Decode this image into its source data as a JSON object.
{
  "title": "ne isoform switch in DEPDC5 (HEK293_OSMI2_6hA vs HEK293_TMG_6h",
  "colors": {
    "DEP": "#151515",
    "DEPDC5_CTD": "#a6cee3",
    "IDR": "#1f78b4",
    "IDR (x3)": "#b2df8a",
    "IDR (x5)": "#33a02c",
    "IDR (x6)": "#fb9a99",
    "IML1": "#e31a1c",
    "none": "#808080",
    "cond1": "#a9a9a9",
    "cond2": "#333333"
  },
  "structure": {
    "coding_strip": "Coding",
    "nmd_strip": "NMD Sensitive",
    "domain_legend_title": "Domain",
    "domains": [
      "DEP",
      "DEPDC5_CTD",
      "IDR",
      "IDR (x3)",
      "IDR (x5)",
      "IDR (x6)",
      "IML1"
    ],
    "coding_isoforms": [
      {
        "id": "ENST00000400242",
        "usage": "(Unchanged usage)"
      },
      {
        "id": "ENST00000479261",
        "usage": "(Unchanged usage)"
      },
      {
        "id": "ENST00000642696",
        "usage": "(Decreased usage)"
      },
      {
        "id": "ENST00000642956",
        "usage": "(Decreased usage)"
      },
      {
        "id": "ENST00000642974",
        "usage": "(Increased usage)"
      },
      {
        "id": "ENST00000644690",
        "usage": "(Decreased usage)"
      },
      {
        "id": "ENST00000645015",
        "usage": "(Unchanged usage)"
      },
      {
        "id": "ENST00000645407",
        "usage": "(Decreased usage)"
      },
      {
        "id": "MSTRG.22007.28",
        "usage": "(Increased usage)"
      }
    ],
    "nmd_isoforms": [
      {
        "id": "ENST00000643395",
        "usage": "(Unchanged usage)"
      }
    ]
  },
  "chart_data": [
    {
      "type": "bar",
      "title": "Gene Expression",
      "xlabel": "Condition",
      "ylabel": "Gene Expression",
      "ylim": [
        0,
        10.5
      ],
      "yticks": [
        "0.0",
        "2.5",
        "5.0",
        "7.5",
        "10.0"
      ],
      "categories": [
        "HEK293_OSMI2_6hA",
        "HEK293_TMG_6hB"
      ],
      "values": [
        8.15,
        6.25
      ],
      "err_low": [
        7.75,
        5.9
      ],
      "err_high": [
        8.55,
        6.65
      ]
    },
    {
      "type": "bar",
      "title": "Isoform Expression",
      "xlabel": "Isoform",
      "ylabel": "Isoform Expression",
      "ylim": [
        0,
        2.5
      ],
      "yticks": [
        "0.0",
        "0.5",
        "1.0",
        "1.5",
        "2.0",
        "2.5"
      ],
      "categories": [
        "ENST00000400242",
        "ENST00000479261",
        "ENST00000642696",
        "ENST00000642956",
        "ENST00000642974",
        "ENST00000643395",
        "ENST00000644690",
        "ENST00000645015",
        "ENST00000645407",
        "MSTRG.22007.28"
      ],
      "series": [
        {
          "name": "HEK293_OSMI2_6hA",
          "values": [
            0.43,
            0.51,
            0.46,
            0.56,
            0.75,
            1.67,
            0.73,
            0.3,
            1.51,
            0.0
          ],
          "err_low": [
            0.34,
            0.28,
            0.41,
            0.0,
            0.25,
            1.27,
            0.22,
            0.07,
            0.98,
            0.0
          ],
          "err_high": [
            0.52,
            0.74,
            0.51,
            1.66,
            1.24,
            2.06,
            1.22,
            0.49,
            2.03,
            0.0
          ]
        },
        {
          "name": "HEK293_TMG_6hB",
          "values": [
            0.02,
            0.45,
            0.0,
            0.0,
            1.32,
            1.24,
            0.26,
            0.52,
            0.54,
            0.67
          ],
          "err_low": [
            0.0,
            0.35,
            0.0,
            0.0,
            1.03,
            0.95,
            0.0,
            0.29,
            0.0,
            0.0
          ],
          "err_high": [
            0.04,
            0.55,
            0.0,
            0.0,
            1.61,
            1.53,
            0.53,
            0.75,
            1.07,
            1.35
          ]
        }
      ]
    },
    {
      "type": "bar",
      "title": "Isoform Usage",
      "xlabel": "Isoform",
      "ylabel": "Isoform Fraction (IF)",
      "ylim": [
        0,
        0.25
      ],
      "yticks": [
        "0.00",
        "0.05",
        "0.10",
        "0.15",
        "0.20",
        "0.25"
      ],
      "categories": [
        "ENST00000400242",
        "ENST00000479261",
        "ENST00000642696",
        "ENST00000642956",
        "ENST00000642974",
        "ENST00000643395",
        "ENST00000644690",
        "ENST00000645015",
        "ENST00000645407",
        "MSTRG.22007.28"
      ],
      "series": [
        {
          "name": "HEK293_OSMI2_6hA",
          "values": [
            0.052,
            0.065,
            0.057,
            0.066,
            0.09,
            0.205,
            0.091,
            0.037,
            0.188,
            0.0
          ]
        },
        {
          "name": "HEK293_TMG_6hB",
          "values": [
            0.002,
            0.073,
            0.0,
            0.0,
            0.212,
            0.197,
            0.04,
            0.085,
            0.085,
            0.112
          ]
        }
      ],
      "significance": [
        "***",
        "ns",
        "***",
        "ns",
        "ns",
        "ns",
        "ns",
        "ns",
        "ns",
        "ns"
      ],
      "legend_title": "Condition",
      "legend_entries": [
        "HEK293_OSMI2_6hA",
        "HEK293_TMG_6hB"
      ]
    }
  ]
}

STATED TASK> Write the material out again word for word.

COMPLETE RESPONSE>
Decode this image into its source data as a JSON object.
{
  "title": "ne isoform switch in DEPDC5 (HEK293_OSMI2_6hA vs HEK293_TMG_6h",
  "colors": {
    "DEP": "#151515",
    "DEPDC5_CTD": "#a6cee3",
    "IDR": "#1f78b4",
    "IDR (x3)": "#b2df8a",
    "IDR (x5)": "#33a02c",
    "IDR (x6)": "#fb9a99",
    "IML1": "#e31a1c",
    "none": "#808080",
    "cond1": "#a9a9a9",
    "cond2": "#333333"
  },
  "structure": {
    "coding_strip": "Coding",
    "nmd_strip": "NMD Sensitive",
    "domain_legend_title": "Domain",
    "domains": [
      "DEP",
      "DEPDC5_CTD",
      "IDR",
      "IDR (x3)",
      "IDR (x5)",
      "IDR (x6)",
      "IML1"
    ],
    "coding_isoforms": [
      {
        "id": "ENST00000400242",
        "usage": "(Unchanged usage)"
      },
      {
        "id": "ENST00000479261",
        "usage": "(Unchanged usage)"
      },
      {
        "id": "ENST00000642696",
        "usage": "(Decreased usage)"
      },
      {
        "id": "ENST00000642956",
        "usage": "(Decreased usage)"
      },
      {
        "id": "ENST00000642974",
        "usage": "(Increased usage)"
      },
      {
        "id": "ENST00000644690",
        "usage": "(Decreased usage)"
      },
      {
        "id": "ENST00000645015",
        "usage": "(Unchanged usage)"
      },
      {
        "id": "ENST00000645407",
        "usage": "(Decreased usage)"
      },
      {
        "id": "MSTRG.22007.28",
        "usage": "(Increased usage)"
      }
    ],
    "nmd_isoforms": [
      {
        "id": "ENST00000643395",
        "usage": "(Unchanged usage)"
      }
    ]
  },
  "chart_data": [
    {
      "type": "bar",
      "title": "Gene Expression",
      "xlabel": "Condition",
      "ylabel": "Gene Expression",
      "ylim": [
        0,
        10.5
      ],
      "yticks": [
        "0.0",
        "2.5",
        "5.0",
        "7.5",
        "10.0"
      ],
      "categories": [
        "HEK293_OSMI2_6hA",
        "HEK293_TMG_6hB"
      ],
      "values": [
        8.15,
        6.25
      ],
      "err_low": [
        7.75,
        5.9
      ],
      "err_high": [
        8.55,
        6.65
      ]
    },
    {
      "type": "bar",
      "title": "Isoform Expression",
      "xlabel": "Isoform",
      "ylabel": "Isoform Expression",
      "ylim": [
        0,
        2.5
      ],
      "yticks": [
        "0.0",
        "0.5",
        "1.0",
        "1.5",
        "2.0",
        "2.5"
      ],
      "categories": [
        "ENST00000400242",
        "ENST00000479261",
        "ENST00000642696",
        "ENST00000642956",
        "ENST00000642974",
        "ENST00000643395",
        "ENST00000644690",
        "ENST00000645015",
        "ENST00000645407",
        "MSTRG.22007.28"
      ],
      "series": [
        {
          "name": "HEK293_OSMI2_6hA",
          "values": [
            0.43,
            0.51,
            0.46,
            0.56,
            0.75,
            1.67,
            0.73,
            0.3,
            1.51,
            0.0
          ],
          "err_low": [
            0.34,
            0.28,
            0.41,
            0.0,
            0.25,
            1.27,
            0.22,
            0.07,
            0.98,
            0.0
          ],
          "err_high": [
            0.52,
            0.74,
            0.51,
            1.66,
            1.24,
            2.06,
            1.22,
            0.49,
            2.03,
            0.0
          ]
        },
        {
          "name": "HEK293_TMG_6hB",
          "values": [
            0.02,
            0.45,
            0.0,
            0.0,
            1.32,
            1.24,
            0.26,
            0.52,
            0.54,
            0.67
          ],
          "err_low": [
            0.0,
            0.35,
            0.0,
            0.0,
            1.03,
            0.95,
            0.0,
            0.29,
            0.0,
            0.0
          ],
          "err_high": [
            0.04,
            0.55,
            0.0,
            0.0,
            1.61,
            1.53,
            0.53,
            0.75,
            1.07,
            1.35
          ]
        }
      ]
    },
    {
      "type": "bar",
      "title": "Isoform Usage",
      "xlabel": "Isoform",
      "ylabel": "Isoform Fraction (IF)",
      "ylim": [
        0,
        0.25
      ],
      "yticks": [
        "0.00",
        "0.05",
        "0.10",
        "0.15",
        "0.20",
        "0.25"
      ],
      "categories": [
        "ENST00000400242",
        "ENST00000479261",
        "ENST00000642696",
        "ENST00000642956",
        "ENST00000642974",
        "ENST00000643395",
        "ENST00000644690",
        "ENST00000645015",
        "ENST00000645407",
        "MSTRG.22007.28"
      ],
      "series": [
        {
          "name": "HEK293_OSMI2_6hA",
          "values": [
            0.052,
            0.065,
            0.057,
            0.066,
            0.09,
            0.205,
            0.091,
            0.037,
            0.188,
            0.0
          ]
        },
        {
          "name": "HEK293_TMG_6hB",
          "values": [
            0.002,
            0.073,
            0.0,
            0.0,
            0.212,
            0.197,
            0.04,
            0.085,
            0.085,
            0.112
          ]
        }
      ],
      "significance": [
        "***",
        "ns",
        "***",
        "ns",
        "ns",
        "ns",
        "ns",
        "ns",
        "ns",
        "ns"
      ],
      "legend_title": "Condition",
      "legend_entries": [
        "HEK293_OSMI2_6hA",
        "HEK293_TMG_6hB"
      ]
    }
  ]
}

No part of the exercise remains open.